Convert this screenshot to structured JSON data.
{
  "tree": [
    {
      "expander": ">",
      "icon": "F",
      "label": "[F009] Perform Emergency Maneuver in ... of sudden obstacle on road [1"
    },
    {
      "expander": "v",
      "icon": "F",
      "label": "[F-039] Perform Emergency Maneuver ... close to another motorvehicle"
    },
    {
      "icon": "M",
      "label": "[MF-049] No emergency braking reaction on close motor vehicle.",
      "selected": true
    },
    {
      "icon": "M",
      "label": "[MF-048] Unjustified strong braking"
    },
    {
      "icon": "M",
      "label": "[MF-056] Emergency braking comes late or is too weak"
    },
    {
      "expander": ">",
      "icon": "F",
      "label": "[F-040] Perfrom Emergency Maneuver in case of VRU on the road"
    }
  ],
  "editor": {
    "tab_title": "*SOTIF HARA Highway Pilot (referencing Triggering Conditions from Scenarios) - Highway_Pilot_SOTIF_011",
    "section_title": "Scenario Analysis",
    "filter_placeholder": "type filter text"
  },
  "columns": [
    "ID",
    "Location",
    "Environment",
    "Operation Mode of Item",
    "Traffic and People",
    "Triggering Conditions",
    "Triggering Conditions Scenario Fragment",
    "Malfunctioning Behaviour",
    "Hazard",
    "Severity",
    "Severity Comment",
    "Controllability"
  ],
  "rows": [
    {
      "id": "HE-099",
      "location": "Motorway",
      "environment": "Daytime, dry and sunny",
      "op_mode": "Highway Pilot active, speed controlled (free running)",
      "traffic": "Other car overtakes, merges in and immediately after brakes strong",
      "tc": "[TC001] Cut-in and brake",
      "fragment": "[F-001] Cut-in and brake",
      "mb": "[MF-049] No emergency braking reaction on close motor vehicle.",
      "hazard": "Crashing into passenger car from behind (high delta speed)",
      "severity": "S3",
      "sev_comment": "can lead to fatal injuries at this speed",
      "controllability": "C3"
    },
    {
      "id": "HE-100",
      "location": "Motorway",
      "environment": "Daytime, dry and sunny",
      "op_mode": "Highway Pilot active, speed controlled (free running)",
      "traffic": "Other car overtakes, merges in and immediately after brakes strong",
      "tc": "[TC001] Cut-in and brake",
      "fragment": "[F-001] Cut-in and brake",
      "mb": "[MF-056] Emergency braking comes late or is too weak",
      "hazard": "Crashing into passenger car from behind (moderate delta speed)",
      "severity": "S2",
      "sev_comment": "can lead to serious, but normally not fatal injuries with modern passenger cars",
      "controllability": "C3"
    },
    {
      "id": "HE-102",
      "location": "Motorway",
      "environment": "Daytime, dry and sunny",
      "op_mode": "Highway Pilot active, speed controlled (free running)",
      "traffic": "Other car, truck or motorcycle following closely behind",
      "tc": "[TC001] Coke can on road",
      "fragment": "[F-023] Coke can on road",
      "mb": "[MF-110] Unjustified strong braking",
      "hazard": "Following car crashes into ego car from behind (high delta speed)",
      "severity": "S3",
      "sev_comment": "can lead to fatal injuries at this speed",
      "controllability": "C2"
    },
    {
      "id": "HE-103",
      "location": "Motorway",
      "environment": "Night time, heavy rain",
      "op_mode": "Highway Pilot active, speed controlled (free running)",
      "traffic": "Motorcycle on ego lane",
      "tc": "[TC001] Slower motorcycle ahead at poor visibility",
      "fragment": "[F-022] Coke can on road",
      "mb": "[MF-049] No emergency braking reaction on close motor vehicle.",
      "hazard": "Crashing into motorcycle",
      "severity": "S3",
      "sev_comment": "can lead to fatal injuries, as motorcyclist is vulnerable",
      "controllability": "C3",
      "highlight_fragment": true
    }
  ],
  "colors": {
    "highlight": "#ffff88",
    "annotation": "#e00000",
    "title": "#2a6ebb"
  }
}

+ + + +

REQUEST:
Each line above must be reproduced exactly as it stands.

EXERCISE RESULT:
Convert this screenshot to structured JSON data.
{
  "tree": [
    {
      "expander": ">",
      "icon": "F",
      "label": "[F009] Perform Emergency Maneuver in ... of sudden obstacle on road [1"
    },
    {
      "expander": "v",
      "icon": "F",
      "label": "[F-039] Perform Emergency Maneuver ... close to another motorvehicle"
    },
    {
      "icon": "M",
      "label": "[MF-049] No emergency braking reaction on close motor vehicle.",
      "selected": true
    },
    {
      "icon": "M",
      "label": "[MF-048] Unjustified strong braking"
    },
    {
      "icon": "M",
      "label": "[MF-056] Emergency braking comes late or is too weak"
    },
    {
      "expander": ">",
      "icon": "F",
      "label": "[F-040] Perfrom Emergency Maneuver in case of VRU on the road"
    }
  ],
  "editor": {
    "tab_title": "*SOTIF HARA Highway Pilot (referencing Triggering Conditions from Scenarios) - Highway_Pilot_SOTIF_011",
    "section_title": "Scenario Analysis",
    "filter_placeholder": "type filter text"
  },
  "columns": [
    "ID",
    "Location",
    "Environment",
    "Operation Mode of Item",
    "Traffic and People",
    "Triggering Conditions",
    "Triggering Conditions Scenario Fragment",
    "Malfunctioning Behaviour",
    "Hazard",
    "Severity",
    "Severity Comment",
    "Controllability"
  ],
  "rows": [
    {
      "id": "HE-099",
      "location": "Motorway",
      "environment": "Daytime, dry and sunny",
      "op_mode": "Highway Pilot active, speed controlled (free running)",
      "traffic": "Other car overtakes, merges in and immediately after brakes strong",
      "tc": "[TC001] Cut-in and brake",
      "fragment": "[F-001] Cut-in and brake",
      "mb": "[MF-049] No emergency braking reaction on close motor vehicle.",
      "hazard": "Crashing into passenger car from behind (high delta speed)",
      "severity": "S3",
      "sev_comment": "can lead to fatal injuries at this speed",
      "controllability": "C3"
    },
    {
      "id": "HE-100",
      "location": "Motorway",
      "environment": "Daytime, dry and sunny",
      "op_mode": "Highway Pilot active, speed controlled (free running)",
      "traffic": "Other car overtakes, merges in and immediately after brakes strong",
      "tc": "[TC001] Cut-in and brake",
      "fragment": "[F-001] Cut-in and brake",
      "mb": "[MF-056] Emergency braking comes late or is too weak",
      "hazard": "Crashing into passenger car from behind (moderate delta speed)",
      "severity": "S2",
      "sev_comment": "can lead to serious, but normally not fatal injuries with modern passenger cars",
      "controllability": "C3"
    },
    {
      "id": "HE-102",
      "location": "Motorway",
      "environment": "Daytime, dry and sunny",
      "op_mode": "Highway Pilot active, speed controlled (free running)",
      "traffic": "Other car, truck or motorcycle following closely behind",
      "tc": "[TC001] Coke can on road",
      "fragment": "[F-023] Coke can on road",
      "mb": "[MF-110] Unjustified strong braking",
      "hazard": "Following car crashes into ego car from behind (high delta speed)",
      "severity": "S3",
      "sev_comment": "can lead to fatal injuries at this speed",
      "controllability": "C2"
    },
    {
      "id": "HE-103",
      "location": "Motorway",
      "environment": "Night time, heavy rain",
      "op_mode": "Highway Pilot active, speed controlled (free running)",
      "traffic": "Motorcycle on ego lane",
      "tc": "[TC001] Slower motorcycle ahead at poor visibility",
      "fragment": "[F-022] Coke can on road",
      "mb": "[MF-049] No emergency braking reaction on close motor vehicle.",
      "hazard": "Crashing into motorcycle",
      "severity": "S3",
      "sev_comment": "can lead to fatal injuries, as motorcyclist is vulnerable",
      "controllability": "C3",
      "highlight_fragment": true
    }
  ],
  "colors": {
    "highlight": "#ffff88",
    "annotation": "#e00000",
    "title": "#2a6ebb"
  }
}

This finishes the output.